# EXERCISE MATERIALS:
↓↓↓

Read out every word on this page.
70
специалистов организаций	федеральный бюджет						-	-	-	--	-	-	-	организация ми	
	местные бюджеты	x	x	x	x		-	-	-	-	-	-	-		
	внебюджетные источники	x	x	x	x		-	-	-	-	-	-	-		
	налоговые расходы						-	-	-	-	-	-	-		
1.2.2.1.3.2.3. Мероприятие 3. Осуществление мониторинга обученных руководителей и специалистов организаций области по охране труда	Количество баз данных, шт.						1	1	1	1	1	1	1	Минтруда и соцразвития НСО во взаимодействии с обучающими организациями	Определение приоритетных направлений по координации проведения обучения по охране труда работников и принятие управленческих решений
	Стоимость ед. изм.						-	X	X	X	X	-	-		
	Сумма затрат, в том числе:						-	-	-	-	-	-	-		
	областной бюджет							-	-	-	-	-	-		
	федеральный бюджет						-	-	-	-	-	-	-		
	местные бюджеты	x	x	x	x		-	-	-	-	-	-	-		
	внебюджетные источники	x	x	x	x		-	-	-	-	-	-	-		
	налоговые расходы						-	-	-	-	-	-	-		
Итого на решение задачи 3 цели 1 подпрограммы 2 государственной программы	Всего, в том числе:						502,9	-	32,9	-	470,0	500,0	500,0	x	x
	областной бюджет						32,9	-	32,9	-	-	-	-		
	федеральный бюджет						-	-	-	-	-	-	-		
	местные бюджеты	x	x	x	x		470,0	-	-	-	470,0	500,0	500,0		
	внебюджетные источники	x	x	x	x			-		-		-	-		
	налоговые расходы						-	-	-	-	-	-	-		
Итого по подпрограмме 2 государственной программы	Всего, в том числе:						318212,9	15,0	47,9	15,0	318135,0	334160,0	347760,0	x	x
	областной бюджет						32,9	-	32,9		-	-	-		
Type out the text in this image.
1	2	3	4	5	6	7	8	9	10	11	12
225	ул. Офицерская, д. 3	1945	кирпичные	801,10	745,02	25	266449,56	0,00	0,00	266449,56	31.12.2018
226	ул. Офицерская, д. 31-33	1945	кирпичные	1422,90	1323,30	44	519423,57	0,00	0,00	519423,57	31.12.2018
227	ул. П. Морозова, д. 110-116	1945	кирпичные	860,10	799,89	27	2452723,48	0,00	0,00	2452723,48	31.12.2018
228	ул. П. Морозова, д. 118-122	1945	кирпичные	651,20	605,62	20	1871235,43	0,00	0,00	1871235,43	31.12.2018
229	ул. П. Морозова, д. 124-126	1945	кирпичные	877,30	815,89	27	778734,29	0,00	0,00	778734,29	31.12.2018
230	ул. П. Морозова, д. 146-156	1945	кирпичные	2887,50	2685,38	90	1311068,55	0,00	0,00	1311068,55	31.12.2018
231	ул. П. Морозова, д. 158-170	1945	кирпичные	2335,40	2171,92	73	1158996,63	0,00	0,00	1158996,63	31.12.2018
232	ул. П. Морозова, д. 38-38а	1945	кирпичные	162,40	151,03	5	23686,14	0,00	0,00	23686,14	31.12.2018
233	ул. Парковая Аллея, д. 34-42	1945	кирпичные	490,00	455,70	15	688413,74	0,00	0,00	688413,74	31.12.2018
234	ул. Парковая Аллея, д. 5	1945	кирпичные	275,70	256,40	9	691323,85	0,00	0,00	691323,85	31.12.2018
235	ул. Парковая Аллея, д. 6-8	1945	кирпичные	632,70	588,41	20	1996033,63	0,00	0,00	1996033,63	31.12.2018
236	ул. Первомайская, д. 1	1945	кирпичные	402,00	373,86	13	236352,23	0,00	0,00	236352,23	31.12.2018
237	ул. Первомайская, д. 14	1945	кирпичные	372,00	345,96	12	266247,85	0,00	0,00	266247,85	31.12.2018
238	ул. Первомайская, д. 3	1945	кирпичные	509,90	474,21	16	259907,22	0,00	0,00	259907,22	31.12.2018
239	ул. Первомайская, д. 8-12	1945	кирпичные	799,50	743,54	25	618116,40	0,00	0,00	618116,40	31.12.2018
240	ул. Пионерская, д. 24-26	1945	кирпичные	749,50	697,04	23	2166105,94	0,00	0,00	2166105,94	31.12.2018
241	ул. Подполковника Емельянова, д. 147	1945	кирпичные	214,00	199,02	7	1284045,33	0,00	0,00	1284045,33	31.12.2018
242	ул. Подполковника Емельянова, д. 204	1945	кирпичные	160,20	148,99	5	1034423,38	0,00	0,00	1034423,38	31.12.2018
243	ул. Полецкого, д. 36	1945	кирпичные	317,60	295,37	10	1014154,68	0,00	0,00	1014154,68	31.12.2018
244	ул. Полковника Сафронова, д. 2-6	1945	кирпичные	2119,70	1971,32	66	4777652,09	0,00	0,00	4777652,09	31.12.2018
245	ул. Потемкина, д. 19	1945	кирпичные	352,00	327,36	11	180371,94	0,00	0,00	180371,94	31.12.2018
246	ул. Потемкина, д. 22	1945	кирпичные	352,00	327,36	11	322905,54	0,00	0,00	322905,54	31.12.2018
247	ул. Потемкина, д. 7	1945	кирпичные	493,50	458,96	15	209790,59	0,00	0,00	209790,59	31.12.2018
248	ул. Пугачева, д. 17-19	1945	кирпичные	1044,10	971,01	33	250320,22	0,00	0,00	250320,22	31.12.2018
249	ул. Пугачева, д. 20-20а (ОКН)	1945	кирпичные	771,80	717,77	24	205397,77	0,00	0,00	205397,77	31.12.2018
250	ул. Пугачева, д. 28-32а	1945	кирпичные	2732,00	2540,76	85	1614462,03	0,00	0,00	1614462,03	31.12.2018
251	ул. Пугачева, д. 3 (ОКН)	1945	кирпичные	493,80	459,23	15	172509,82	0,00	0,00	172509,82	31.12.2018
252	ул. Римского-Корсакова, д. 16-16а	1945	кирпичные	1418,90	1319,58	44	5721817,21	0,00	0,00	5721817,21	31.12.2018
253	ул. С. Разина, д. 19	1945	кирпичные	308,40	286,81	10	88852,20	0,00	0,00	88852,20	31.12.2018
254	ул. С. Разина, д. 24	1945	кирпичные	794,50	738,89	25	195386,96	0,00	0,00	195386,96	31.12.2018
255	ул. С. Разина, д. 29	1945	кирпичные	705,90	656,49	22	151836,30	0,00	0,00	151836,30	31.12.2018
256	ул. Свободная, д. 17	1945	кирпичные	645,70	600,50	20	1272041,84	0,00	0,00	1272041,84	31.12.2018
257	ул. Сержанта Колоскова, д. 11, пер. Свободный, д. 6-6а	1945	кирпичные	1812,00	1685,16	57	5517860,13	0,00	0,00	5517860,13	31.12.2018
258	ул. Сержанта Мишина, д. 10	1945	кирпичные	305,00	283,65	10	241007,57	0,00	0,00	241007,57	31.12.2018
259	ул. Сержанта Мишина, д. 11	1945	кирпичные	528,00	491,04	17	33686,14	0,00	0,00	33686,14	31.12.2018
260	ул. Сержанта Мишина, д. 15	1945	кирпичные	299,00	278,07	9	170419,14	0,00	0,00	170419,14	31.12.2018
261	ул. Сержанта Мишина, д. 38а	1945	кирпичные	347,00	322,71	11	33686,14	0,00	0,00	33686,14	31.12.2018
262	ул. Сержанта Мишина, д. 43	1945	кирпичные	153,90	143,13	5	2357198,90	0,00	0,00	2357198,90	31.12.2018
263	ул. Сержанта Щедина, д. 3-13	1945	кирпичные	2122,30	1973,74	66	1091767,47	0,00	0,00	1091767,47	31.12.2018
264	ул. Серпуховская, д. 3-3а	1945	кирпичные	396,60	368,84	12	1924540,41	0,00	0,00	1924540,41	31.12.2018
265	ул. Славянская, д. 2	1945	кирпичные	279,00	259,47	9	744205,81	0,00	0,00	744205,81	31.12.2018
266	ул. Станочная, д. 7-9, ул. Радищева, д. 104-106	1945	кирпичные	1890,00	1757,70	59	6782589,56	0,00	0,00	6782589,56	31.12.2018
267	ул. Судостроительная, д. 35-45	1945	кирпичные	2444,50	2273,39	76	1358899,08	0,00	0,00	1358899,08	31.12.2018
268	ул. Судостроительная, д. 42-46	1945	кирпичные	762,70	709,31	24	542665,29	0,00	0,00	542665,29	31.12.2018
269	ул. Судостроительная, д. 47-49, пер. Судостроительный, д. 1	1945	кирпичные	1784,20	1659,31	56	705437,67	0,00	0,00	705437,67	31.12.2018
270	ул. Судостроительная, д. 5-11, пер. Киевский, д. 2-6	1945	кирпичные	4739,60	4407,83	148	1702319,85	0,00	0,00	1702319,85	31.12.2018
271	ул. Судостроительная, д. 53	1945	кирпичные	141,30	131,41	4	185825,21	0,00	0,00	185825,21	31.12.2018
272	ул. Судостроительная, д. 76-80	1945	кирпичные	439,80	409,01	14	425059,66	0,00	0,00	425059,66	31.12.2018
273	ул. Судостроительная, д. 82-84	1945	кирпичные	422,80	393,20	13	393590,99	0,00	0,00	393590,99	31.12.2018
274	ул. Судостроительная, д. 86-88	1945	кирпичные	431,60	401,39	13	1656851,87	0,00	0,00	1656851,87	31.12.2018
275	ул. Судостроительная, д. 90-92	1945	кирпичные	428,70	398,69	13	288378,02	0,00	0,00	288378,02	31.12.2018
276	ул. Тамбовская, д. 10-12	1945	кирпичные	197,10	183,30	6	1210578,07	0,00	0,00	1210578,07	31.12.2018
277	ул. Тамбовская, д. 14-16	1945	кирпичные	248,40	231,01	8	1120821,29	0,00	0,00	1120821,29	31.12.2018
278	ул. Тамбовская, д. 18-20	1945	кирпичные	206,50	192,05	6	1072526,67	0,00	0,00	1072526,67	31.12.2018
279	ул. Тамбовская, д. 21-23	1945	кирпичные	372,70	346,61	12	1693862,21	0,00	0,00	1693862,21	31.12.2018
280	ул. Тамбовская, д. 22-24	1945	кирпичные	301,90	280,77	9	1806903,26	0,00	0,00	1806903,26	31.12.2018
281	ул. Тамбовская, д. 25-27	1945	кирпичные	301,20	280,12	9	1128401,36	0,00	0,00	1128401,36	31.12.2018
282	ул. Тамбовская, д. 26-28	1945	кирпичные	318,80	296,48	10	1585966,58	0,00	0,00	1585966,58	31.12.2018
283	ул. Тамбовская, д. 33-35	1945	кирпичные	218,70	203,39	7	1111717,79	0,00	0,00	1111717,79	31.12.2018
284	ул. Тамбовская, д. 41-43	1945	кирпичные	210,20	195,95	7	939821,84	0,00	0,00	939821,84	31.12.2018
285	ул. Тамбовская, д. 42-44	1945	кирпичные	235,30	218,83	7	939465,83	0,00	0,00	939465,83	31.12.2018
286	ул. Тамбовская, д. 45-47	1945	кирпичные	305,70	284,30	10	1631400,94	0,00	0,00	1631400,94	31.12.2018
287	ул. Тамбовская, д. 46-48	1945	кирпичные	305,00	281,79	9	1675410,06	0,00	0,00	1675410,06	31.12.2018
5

↑↑↑

# THE REQUEST:
Give the number of lines in the listing above that contain "Мишина", and nothing else.

# CORRECT RESPONSE:
5